» **GOAL**
Your task is to transcribe the data in full.

### MATERIAL PROVIDED ###

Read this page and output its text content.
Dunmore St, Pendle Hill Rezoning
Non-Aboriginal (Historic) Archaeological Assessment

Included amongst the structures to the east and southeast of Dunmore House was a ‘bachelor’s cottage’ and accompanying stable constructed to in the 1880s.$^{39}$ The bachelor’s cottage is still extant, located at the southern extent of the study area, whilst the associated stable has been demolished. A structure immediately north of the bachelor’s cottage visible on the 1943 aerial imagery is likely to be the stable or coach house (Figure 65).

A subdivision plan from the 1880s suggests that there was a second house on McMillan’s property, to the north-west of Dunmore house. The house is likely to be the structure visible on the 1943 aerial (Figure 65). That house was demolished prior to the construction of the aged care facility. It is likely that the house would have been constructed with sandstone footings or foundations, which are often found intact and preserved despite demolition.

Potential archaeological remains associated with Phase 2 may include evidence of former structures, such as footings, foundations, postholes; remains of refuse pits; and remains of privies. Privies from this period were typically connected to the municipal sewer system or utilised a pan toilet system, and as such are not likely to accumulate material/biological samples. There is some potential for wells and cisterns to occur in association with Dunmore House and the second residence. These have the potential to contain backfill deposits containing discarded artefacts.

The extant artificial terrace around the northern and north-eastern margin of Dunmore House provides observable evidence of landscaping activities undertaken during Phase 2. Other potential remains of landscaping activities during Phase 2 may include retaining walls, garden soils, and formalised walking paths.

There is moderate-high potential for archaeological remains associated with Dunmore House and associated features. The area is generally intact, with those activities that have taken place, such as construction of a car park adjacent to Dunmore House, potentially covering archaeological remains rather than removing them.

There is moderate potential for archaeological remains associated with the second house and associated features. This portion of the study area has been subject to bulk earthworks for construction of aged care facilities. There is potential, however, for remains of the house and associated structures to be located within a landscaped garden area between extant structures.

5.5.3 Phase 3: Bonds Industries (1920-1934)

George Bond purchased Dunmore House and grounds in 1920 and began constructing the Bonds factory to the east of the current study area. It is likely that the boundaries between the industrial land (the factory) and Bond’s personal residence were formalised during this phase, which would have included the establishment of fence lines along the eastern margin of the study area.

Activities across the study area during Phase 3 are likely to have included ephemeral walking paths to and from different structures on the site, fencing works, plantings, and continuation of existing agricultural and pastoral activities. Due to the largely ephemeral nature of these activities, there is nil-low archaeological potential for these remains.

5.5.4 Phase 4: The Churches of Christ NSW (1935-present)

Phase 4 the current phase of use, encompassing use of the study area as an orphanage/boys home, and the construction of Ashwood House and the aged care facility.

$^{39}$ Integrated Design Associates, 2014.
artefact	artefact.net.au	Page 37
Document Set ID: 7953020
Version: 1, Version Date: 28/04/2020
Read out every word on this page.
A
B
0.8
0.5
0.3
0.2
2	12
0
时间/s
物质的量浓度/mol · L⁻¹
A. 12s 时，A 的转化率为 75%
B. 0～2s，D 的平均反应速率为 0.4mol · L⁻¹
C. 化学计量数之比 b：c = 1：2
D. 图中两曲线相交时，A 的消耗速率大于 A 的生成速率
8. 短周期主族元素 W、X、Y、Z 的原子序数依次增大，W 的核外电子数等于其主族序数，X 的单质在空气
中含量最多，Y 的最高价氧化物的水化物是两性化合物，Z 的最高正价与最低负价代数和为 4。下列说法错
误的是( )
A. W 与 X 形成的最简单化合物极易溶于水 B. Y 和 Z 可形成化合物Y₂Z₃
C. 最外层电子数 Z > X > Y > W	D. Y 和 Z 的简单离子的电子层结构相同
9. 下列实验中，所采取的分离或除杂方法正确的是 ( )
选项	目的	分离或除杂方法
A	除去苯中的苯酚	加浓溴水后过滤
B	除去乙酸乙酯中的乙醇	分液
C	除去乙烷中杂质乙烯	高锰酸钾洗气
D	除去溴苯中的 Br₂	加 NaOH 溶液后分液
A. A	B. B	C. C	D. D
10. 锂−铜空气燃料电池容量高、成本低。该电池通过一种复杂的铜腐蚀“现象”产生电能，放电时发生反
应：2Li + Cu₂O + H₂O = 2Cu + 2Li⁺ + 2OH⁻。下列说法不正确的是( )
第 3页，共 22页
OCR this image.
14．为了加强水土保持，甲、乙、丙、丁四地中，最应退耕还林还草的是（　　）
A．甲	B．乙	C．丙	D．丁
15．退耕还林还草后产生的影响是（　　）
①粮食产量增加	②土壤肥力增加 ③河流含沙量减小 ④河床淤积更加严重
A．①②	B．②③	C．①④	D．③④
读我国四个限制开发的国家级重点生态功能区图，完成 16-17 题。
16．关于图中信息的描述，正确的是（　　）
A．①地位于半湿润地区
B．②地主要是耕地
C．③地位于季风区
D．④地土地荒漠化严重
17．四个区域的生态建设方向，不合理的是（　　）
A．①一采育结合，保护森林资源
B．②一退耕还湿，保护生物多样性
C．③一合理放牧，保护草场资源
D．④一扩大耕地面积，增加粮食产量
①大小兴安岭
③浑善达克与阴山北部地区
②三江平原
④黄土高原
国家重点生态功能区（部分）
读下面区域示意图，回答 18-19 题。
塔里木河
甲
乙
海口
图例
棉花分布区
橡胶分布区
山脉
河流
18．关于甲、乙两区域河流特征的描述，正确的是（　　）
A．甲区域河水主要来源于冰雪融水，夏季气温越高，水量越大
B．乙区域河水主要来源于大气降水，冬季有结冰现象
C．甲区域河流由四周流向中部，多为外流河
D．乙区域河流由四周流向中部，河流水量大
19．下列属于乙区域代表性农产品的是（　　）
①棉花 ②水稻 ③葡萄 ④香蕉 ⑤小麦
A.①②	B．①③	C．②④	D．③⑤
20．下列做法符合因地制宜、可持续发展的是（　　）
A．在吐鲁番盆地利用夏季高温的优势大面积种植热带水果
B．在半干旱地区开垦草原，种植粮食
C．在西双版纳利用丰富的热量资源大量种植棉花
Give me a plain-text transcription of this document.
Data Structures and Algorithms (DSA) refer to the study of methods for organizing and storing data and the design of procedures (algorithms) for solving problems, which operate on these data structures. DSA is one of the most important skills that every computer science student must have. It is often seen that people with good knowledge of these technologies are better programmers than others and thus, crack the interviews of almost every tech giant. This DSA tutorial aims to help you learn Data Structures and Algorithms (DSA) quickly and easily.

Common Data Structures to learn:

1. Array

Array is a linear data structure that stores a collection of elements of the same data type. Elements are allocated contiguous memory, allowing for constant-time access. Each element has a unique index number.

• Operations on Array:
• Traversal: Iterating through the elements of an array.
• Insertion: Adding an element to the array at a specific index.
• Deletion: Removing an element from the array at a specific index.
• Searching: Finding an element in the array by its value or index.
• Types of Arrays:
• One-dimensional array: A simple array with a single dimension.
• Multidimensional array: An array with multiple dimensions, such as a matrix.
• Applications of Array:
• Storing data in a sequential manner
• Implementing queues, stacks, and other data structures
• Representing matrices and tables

###

» **RESULT**
Read this page and output its text content.
Dunmore St, Pendle Hill Rezoning
Non-Aboriginal (Historic) Archaeological Assessment

Included amongst the structures to the east and southeast of Dunmore House was a ‘bachelor’s cottage’ and accompanying stable constructed to in the 1880s.$^{39}$ The bachelor’s cottage is still extant, located at the southern extent of the study area, whilst the associated stable has been demolished. A structure immediately north of the bachelor’s cottage visible on the 1943 aerial imagery is likely to be the stable or coach house (Figure 65).

A subdivision plan from the 1880s suggests that there was a second house on McMillan’s property, to the north-west of Dunmore house. The house is likely to be the structure visible on the 1943 aerial (Figure 65). That house was demolished prior to the construction of the aged care facility. It is likely that the house would have been constructed with sandstone footings or foundations, which are often found intact and preserved despite demolition.

Potential archaeological remains associated with Phase 2 may include evidence of former structures, such as footings, foundations, postholes; remains of refuse pits; and remains of privies. Privies from this period were typically connected to the municipal sewer system or utilised a pan toilet system, and as such are not likely to accumulate material/biological samples. There is some potential for wells and cisterns to occur in association with Dunmore House and the second residence. These have the potential to contain backfill deposits containing discarded artefacts.

The extant artificial terrace around the northern and north-eastern margin of Dunmore House provides observable evidence of landscaping activities undertaken during Phase 2. Other potential remains of landscaping activities during Phase 2 may include retaining walls, garden soils, and formalised walking paths.

There is moderate-high potential for archaeological remains associated with Dunmore House and associated features. The area is generally intact, with those activities that have taken place, such as construction of a car park adjacent to Dunmore House, potentially covering archaeological remains rather than removing them.

There is moderate potential for archaeological remains associated with the second house and associated features. This portion of the study area has been subject to bulk earthworks for construction of aged care facilities. There is potential, however, for remains of the house and associated structures to be located within a landscaped garden area between extant structures.

5.5.3 Phase 3: Bonds Industries (1920-1934)

George Bond purchased Dunmore House and grounds in 1920 and began constructing the Bonds factory to the east of the current study area. It is likely that the boundaries between the industrial land (the factory) and Bond’s personal residence were formalised during this phase, which would have included the establishment of fence lines along the eastern margin of the study area.

Activities across the study area during Phase 3 are likely to have included ephemeral walking paths to and from different structures on the site, fencing works, plantings, and continuation of existing agricultural and pastoral activities. Due to the largely ephemeral nature of these activities, there is nil-low archaeological potential for these remains.

5.5.4 Phase 4: The Churches of Christ NSW (1935-present)

Phase 4 the current phase of use, encompassing use of the study area as an orphanage/boys home, and the construction of Ashwood House and the aged care facility.

$^{39}$ Integrated Design Associates, 2014.
artefact	artefact.net.au	Page 37
Document Set ID: 7953020
Version: 1, Version Date: 28/04/2020
Read out every word on this page.
A
B
0.8
0.5
0.3
0.2
2	12
0
时间/s
物质的量浓度/mol · L⁻¹
A. 12s 时，A 的转化率为 75%
B. 0～2s，D 的平均反应速率为 0.4mol · L⁻¹
C. 化学计量数之比 b：c = 1：2
D. 图中两曲线相交时，A 的消耗速率大于 A 的生成速率
8. 短周期主族元素 W、X、Y、Z 的原子序数依次增大，W 的核外电子数等于其主族序数，X 的单质在空气
中含量最多，Y 的最高价氧化物的水化物是两性化合物，Z 的最高正价与最低负价代数和为 4。下列说法错
误的是( )
A. W 与 X 形成的最简单化合物极易溶于水 B. Y 和 Z 可形成化合物Y₂Z₃
C. 最外层电子数 Z > X > Y > W	D. Y 和 Z 的简单离子的电子层结构相同
9. 下列实验中，所采取的分离或除杂方法正确的是 ( )
选项	目的	分离或除杂方法
A	除去苯中的苯酚	加浓溴水后过滤
B	除去乙酸乙酯中的乙醇	分液
C	除去乙烷中杂质乙烯	高锰酸钾洗气
D	除去溴苯中的 Br₂	加 NaOH 溶液后分液
A. A	B. B	C. C	D. D
10. 锂−铜空气燃料电池容量高、成本低。该电池通过一种复杂的铜腐蚀“现象”产生电能，放电时发生反
应：2Li + Cu₂O + H₂O = 2Cu + 2Li⁺ + 2OH⁻。下列说法不正确的是( )
第 3页，共 22页
OCR this image.
14．为了加强水土保持，甲、乙、丙、丁四地中，最应退耕还林还草的是（　　）
A．甲	B．乙	C．丙	D．丁
15．退耕还林还草后产生的影响是（　　）
①粮食产量增加	②土壤肥力增加 ③河流含沙量减小 ④河床淤积更加严重
A．①②	B．②③	C．①④	D．③④
读我国四个限制开发的国家级重点生态功能区图，完成 16-17 题。
16．关于图中信息的描述，正确的是（　　）
A．①地位于半湿润地区
B．②地主要是耕地
C．③地位于季风区
D．④地土地荒漠化严重
17．四个区域的生态建设方向，不合理的是（　　）
A．①一采育结合，保护森林资源
B．②一退耕还湿，保护生物多样性
C．③一合理放牧，保护草场资源
D．④一扩大耕地面积，增加粮食产量
①大小兴安岭
③浑善达克与阴山北部地区
②三江平原
④黄土高原
国家重点生态功能区（部分）
读下面区域示意图，回答 18-19 题。
塔里木河
甲
乙
海口
图例
棉花分布区
橡胶分布区
山脉
河流
18．关于甲、乙两区域河流特征的描述，正确的是（　　）
A．甲区域河水主要来源于冰雪融水，夏季气温越高，水量越大
B．乙区域河水主要来源于大气降水，冬季有结冰现象
C．甲区域河流由四周流向中部，多为外流河
D．乙区域河流由四周流向中部，河流水量大
19．下列属于乙区域代表性农产品的是（　　）
①棉花 ②水稻 ③葡萄 ④香蕉 ⑤小麦
A.①②	B．①③	C．②④	D．③⑤
20．下列做法符合因地制宜、可持续发展的是（　　）
A．在吐鲁番盆地利用夏季高温的优势大面积种植热带水果
B．在半干旱地区开垦草原，种植粮食
C．在西双版纳利用丰富的热量资源大量种植棉花
Give me a plain-text transcription of this document.
Data Structures and Algorithms (DSA) refer to the study of methods for organizing and storing data and the design of procedures (algorithms) for solving problems, which operate on these data structures. DSA is one of the most important skills that every computer science student must have. It is often seen that people with good knowledge of these technologies are better programmers than others and thus, crack the interviews of almost every tech giant. This DSA tutorial aims to help you learn Data Structures and Algorithms (DSA) quickly and easily.

Common Data Structures to learn:

1. Array

Array is a linear data structure that stores a collection of elements of the same data type. Elements are allocated contiguous memory, allowing for constant-time access. Each element has a unique index number.

• Operations on Array:
• Traversal: Iterating through the elements of an array.
• Insertion: Adding an element to the array at a specific index.
• Deletion: Removing an element from the array at a specific index.
• Searching: Finding an element in the array by its value or index.
• Types of Arrays:
• One-dimensional array: A simple array with a single dimension.
• Multidimensional array: An array with multiple dimensions, such as a matrix.
• Applications of Array:
• Storing data in a sequential manner
• Implementing queues, stacks, and other data structures
• Representing matrices and tables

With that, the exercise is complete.